Rows contained in a dataset
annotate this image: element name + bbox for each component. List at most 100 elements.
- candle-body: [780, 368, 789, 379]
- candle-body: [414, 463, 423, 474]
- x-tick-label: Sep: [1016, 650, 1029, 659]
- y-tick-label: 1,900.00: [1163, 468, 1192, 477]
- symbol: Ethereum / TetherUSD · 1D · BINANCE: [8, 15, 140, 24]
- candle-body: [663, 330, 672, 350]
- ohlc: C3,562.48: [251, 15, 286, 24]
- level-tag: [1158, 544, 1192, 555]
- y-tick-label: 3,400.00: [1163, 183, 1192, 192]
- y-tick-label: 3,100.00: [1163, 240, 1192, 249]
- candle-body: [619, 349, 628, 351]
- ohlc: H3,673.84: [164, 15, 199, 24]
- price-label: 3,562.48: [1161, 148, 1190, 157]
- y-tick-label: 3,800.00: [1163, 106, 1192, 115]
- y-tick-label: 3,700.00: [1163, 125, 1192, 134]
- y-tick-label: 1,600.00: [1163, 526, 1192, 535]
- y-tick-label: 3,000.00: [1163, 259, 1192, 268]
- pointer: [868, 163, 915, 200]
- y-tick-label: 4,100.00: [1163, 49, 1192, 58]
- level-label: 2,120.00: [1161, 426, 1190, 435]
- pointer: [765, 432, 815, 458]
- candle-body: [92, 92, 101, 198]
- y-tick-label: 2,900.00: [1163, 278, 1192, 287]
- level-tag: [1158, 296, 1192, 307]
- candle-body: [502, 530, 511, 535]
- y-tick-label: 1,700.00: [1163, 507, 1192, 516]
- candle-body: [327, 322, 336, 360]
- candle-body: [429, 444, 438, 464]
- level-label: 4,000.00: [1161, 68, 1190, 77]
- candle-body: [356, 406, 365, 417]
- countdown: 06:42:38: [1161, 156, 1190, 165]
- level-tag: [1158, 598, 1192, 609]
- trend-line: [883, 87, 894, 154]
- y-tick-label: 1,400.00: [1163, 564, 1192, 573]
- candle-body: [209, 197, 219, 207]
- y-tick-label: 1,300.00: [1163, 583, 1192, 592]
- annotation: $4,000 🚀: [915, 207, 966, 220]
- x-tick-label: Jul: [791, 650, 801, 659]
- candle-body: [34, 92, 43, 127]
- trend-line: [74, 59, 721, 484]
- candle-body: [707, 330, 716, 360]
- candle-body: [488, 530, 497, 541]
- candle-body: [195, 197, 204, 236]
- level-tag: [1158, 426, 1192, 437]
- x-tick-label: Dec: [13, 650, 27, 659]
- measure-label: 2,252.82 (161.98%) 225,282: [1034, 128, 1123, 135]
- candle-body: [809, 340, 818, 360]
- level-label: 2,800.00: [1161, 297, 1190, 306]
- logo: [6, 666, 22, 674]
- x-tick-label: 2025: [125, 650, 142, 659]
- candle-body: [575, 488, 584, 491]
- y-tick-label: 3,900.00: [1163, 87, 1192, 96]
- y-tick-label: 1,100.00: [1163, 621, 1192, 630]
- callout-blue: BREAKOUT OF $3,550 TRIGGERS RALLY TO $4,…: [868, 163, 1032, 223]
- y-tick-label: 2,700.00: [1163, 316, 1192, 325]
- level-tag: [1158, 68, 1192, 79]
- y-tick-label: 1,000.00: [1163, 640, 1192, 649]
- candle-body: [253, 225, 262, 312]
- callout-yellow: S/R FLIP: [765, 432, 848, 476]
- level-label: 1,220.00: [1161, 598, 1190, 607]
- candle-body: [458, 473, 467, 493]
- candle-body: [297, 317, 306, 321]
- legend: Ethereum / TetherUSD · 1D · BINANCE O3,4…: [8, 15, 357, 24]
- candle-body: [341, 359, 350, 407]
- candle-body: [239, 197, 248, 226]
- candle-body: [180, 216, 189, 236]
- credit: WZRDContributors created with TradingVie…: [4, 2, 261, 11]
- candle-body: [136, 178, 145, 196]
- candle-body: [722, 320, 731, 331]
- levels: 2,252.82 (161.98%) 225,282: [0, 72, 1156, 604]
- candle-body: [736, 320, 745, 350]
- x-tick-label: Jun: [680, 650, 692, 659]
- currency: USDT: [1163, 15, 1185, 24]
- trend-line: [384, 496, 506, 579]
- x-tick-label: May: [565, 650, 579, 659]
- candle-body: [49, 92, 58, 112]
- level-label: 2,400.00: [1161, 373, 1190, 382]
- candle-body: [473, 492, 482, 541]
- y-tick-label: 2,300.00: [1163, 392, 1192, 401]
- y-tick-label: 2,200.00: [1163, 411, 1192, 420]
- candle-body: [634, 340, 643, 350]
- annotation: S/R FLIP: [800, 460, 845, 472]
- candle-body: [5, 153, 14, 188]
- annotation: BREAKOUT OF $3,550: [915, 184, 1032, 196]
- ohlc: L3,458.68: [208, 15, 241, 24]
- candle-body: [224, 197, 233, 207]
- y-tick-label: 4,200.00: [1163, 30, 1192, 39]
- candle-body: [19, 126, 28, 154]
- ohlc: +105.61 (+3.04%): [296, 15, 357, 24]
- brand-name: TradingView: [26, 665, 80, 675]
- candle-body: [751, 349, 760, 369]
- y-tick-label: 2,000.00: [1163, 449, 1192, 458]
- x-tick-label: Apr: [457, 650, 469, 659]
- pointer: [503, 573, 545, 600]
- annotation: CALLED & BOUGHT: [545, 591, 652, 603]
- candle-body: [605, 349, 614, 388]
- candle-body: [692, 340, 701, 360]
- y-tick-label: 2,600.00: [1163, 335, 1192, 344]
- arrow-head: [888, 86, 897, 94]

| TASK INSTRUCTIONS |
Format the rows from the start through the line containing "- x-tick-label: 2025: [125, 650, 142, 659]" as a JSON list of strings, one string per line, with any blank lines omitted.

| RESULT FOR THIS EXERCISE |
[
  "annotate this image: element name + bbox for each component. List at most 100 elements.",
  "- candle-body: [780, 368, 789, 379]",
  "- candle-body: [414, 463, 423, 474]",
  "- x-tick-label: Sep: [1016, 650, 1029, 659]",
  "- y-tick-label: 1,900.00: [1163, 468, 1192, 477]",
  "- symbol: Ethereum / TetherUSD · 1D · BINANCE: [8, 15, 140, 24]",
  "- candle-body: [663, 330, 672, 350]",
  "- ohlc: C3,562.48: [251, 15, 286, 24]",
  "- level-tag: [1158, 544, 1192, 555]",
  "- y-tick-label: 3,400.00: [1163, 183, 1192, 192]",
  "- y-tick-label: 3,100.00: [1163, 240, 1192, 249]",
  "- candle-body: [619, 349, 628, 351]",
  "- ohlc: H3,673.84: [164, 15, 199, 24]",
  "- price-label: 3,562.48: [1161, 148, 1190, 157]",
  "- y-tick-label: 3,800.00: [1163, 106, 1192, 115]",
  "- y-tick-label: 3,700.00: [1163, 125, 1192, 134]",
  "- y-tick-label: 1,600.00: [1163, 526, 1192, 535]",
  "- y-tick-label: 3,000.00: [1163, 259, 1192, 268]",
  "- pointer: [868, 163, 915, 200]",
  "- y-tick-label: 4,100.00: [1163, 49, 1192, 58]",
  "- level-label: 2,120.00: [1161, 426, 1190, 435]",
  "- pointer: [765, 432, 815, 458]",
  "- candle-body: [92, 92, 101, 198]",
  "- y-tick-label: 2,900.00: [1163, 278, 1192, 287]",
  "- level-tag: [1158, 296, 1192, 307]",
  "- candle-body: [502, 530, 511, 535]",
  "- y-tick-label: 1,700.00: [1163, 507, 1192, 516]",
  "- candle-body: [327, 322, 336, 360]",
  "- candle-body: [429, 444, 438, 464]",
  "- level-label: 4,000.00: [1161, 68, 1190, 77]",
  "- candle-body: [356, 406, 365, 417]",
  "- countdown: 06:42:38: [1161, 156, 1190, 165]",
  "- level-tag: [1158, 598, 1192, 609]",
  "- trend-line: [883, 87, 894, 154]",
  "- y-tick-label: 1,400.00: [1163, 564, 1192, 573]",
  "- candle-body: [209, 197, 219, 207]",
  "- y-tick-label: 1,300.00: [1163, 583, 1192, 592]",
  "- annotation: $4,000 🚀: [915, 207, 966, 220]",
  "- x-tick-label: Jul: [791, 650, 801, 659]",
  "- candle-body: [34, 92, 43, 127]",
  "- trend-line: [74, 59, 721, 484]",
  "- candle-body: [707, 330, 716, 360]",
  "- candle-body: [488, 530, 497, 541]",
  "- candle-body: [195, 197, 204, 236]",
  "- level-tag: [1158, 426, 1192, 437]",
  "- x-tick-label: Dec: [13, 650, 27, 659]",
  "- measure-label: 2,252.82 (161.98%) 225,282: [1034, 128, 1123, 135]",
  "- candle-body: [809, 340, 818, 360]",
  "- level-label: 2,800.00: [1161, 297, 1190, 306]",
  "- logo: [6, 666, 22, 674]",
  "- x-tick-label: 2025: [125, 650, 142, 659]"
]